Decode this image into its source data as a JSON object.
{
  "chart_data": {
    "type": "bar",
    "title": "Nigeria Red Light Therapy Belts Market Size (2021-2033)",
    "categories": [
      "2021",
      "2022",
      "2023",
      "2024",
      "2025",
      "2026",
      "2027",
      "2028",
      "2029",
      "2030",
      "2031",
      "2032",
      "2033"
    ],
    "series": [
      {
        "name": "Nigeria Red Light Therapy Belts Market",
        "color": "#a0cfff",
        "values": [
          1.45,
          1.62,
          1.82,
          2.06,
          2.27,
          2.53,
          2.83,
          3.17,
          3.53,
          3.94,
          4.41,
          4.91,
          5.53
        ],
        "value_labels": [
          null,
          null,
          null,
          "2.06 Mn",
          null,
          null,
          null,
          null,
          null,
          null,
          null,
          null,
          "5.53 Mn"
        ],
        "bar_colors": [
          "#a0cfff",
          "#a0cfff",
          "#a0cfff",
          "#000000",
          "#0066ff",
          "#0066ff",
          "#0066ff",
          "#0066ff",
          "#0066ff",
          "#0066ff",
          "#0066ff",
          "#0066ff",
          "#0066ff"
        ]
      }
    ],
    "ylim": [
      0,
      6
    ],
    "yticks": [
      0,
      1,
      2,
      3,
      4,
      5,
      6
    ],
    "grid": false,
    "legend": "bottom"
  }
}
-*-*-
## Written exercise:
Write out the complete set of records exactly as given.

## Result of the task:
Decode this image into its source data as a JSON object.
{
  "chart_data": {
    "type": "bar",
    "title": "Nigeria Red Light Therapy Belts Market Size (2021-2033)",
    "categories": [
      "2021",
      "2022",
      "2023",
      "2024",
      "2025",
      "2026",
      "2027",
      "2028",
      "2029",
      "2030",
      "2031",
      "2032",
      "2033"
    ],
    "series": [
      {
        "name": "Nigeria Red Light Therapy Belts Market",
        "color": "#a0cfff",
        "values": [
          1.45,
          1.62,
          1.82,
          2.06,
          2.27,
          2.53,
          2.83,
          3.17,
          3.53,
          3.94,
          4.41,
          4.91,
          5.53
        ],
        "value_labels": [
          null,
          null,
          null,
          "2.06 Mn",
          null,
          null,
          null,
          null,
          null,
          null,
          null,
          null,
          "5.53 Mn"
        ],
        "bar_colors": [
          "#a0cfff",
          "#a0cfff",
          "#a0cfff",
          "#000000",
          "#0066ff",
          "#0066ff",
          "#0066ff",
          "#0066ff",
          "#0066ff",
          "#0066ff",
          "#0066ff",
          "#0066ff",
          "#0066ff"
        ]
      }
    ],
    "ylim": [
      0,
      6
    ],
    "yticks": [
      0,
      1,
      2,
      3,
      4,
      5,
      6
    ],
    "grid": false,
    "legend": "bottom"
  }
}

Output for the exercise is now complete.